Given request —
Go through the listing beneath this task and return every line that carries the string "screenshot".

-----

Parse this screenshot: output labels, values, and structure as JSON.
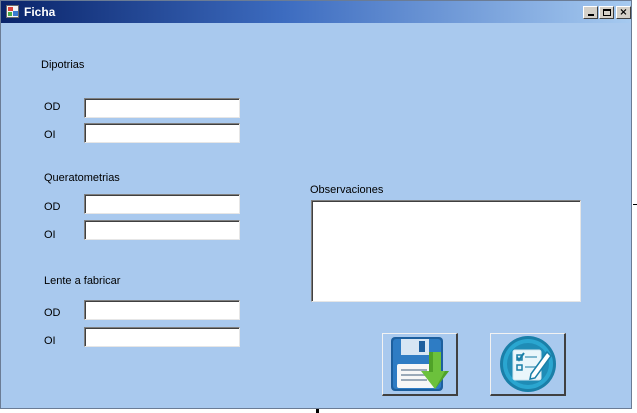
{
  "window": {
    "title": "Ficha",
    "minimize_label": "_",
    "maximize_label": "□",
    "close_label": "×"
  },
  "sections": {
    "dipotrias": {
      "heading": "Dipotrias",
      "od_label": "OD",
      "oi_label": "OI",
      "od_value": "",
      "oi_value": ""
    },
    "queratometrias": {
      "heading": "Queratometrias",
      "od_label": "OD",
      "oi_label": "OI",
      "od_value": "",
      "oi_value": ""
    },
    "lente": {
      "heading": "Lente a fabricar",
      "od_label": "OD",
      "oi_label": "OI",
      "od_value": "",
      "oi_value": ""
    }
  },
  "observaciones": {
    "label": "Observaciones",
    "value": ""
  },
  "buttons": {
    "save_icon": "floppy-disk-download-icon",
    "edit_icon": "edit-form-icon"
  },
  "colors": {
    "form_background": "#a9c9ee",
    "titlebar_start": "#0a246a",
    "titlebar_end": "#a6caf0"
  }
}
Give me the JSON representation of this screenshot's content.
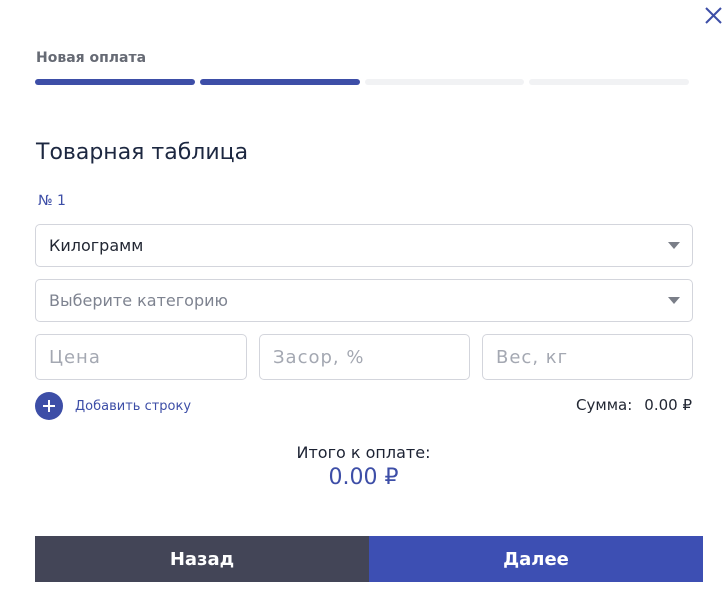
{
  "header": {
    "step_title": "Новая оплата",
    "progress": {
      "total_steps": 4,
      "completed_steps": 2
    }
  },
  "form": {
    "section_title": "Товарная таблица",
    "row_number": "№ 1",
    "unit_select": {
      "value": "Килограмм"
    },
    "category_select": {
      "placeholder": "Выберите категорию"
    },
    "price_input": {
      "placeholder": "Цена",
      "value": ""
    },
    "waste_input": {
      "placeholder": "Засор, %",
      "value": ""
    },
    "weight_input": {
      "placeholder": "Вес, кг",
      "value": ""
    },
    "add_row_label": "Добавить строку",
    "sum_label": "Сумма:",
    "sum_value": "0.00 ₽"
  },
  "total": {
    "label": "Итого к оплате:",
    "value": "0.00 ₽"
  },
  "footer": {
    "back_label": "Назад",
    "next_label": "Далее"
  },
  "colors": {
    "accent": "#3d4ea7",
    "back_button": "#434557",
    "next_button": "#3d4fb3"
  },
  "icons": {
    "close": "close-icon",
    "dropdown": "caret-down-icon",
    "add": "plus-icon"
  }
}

-----

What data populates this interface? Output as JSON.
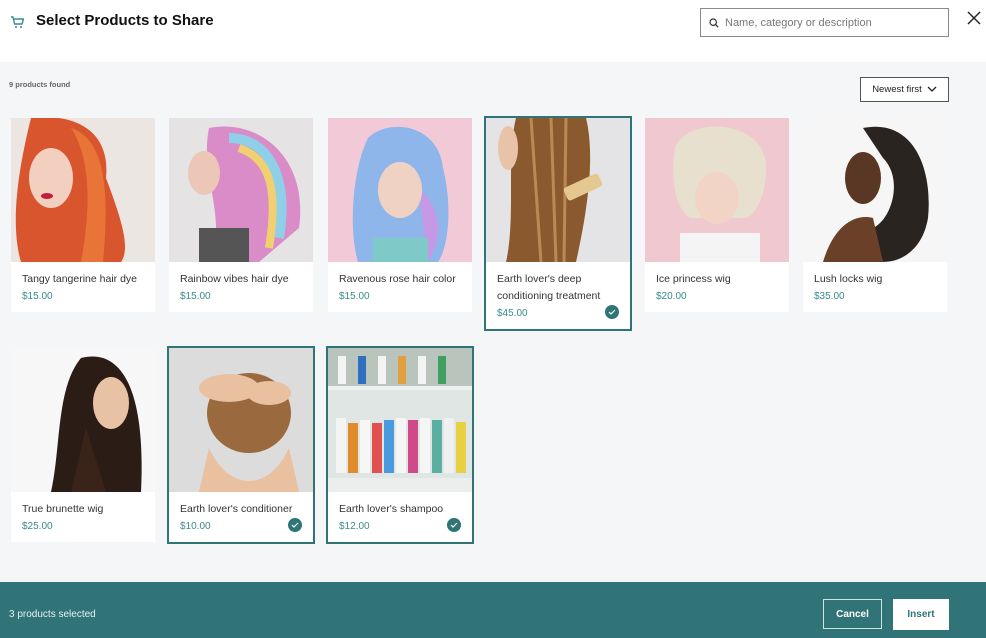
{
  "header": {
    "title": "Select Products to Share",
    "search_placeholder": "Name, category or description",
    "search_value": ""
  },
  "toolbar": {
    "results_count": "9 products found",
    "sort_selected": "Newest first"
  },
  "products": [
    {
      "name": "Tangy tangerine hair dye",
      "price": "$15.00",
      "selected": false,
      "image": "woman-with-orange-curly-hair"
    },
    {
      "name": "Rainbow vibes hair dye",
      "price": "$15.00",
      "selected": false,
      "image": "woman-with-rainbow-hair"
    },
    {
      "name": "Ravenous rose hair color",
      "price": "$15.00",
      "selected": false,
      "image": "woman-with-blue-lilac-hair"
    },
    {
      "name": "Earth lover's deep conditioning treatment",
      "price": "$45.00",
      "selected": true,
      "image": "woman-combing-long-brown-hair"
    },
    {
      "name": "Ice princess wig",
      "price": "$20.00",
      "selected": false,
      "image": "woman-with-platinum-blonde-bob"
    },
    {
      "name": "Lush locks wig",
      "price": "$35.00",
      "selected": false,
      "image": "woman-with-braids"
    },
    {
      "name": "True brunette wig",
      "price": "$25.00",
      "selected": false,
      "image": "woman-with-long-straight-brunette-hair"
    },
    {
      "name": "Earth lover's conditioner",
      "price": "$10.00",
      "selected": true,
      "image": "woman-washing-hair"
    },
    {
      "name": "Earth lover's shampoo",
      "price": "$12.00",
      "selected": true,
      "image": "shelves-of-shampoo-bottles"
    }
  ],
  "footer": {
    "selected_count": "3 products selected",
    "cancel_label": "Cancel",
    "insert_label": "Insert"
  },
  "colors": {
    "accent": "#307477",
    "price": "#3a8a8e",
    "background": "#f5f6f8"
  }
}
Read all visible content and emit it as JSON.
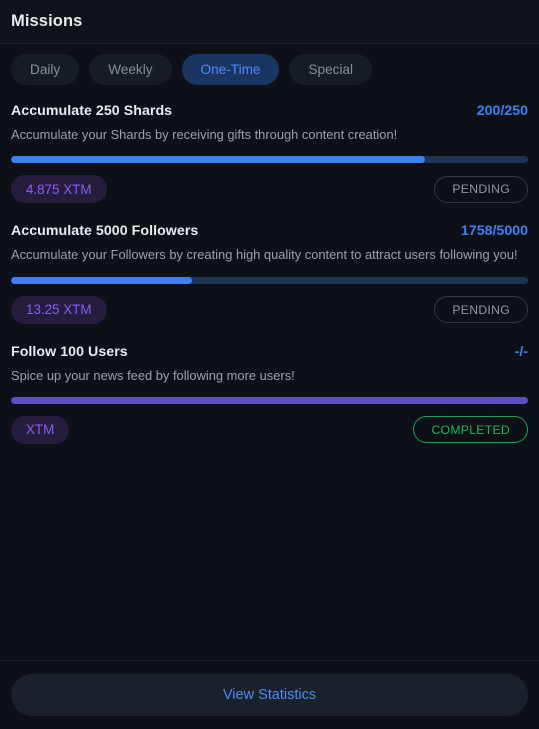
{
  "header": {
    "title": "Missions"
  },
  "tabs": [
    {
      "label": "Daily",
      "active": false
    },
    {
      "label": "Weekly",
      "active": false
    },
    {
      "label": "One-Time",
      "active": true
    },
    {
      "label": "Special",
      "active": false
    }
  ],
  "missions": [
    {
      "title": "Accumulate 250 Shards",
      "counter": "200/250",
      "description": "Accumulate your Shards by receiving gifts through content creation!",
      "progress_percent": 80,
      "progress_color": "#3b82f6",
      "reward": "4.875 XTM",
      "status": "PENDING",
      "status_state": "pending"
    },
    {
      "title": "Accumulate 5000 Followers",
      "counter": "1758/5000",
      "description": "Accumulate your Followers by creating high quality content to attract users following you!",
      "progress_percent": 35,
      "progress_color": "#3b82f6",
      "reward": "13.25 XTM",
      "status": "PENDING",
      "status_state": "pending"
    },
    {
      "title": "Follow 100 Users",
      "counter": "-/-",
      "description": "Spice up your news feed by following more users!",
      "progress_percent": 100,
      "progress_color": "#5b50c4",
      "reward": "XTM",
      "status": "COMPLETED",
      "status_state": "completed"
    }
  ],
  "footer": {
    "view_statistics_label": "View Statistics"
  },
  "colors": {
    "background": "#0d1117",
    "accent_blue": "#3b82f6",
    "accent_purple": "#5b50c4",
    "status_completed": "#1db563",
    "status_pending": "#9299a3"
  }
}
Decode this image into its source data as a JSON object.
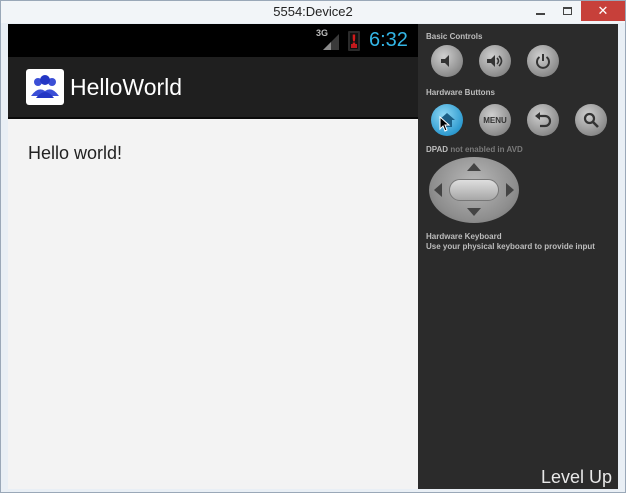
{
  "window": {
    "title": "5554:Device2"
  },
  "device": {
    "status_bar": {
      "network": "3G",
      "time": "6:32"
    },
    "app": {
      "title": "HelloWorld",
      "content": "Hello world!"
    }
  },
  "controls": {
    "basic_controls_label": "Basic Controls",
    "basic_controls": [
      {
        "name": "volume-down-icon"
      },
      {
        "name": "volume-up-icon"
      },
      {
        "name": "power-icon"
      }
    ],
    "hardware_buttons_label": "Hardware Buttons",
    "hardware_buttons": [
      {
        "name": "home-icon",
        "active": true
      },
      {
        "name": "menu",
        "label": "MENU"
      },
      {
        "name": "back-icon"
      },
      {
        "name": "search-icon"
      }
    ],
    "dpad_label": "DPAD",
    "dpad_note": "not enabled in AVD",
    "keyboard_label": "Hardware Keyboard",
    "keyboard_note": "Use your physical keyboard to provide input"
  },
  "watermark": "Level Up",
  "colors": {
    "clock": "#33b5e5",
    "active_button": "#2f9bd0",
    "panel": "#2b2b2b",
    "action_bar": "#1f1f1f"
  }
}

-----

Written solution —
Parse this screenshot: output labels, values, and structure as JSON.
Give me the JSON representation of this screenshot's content.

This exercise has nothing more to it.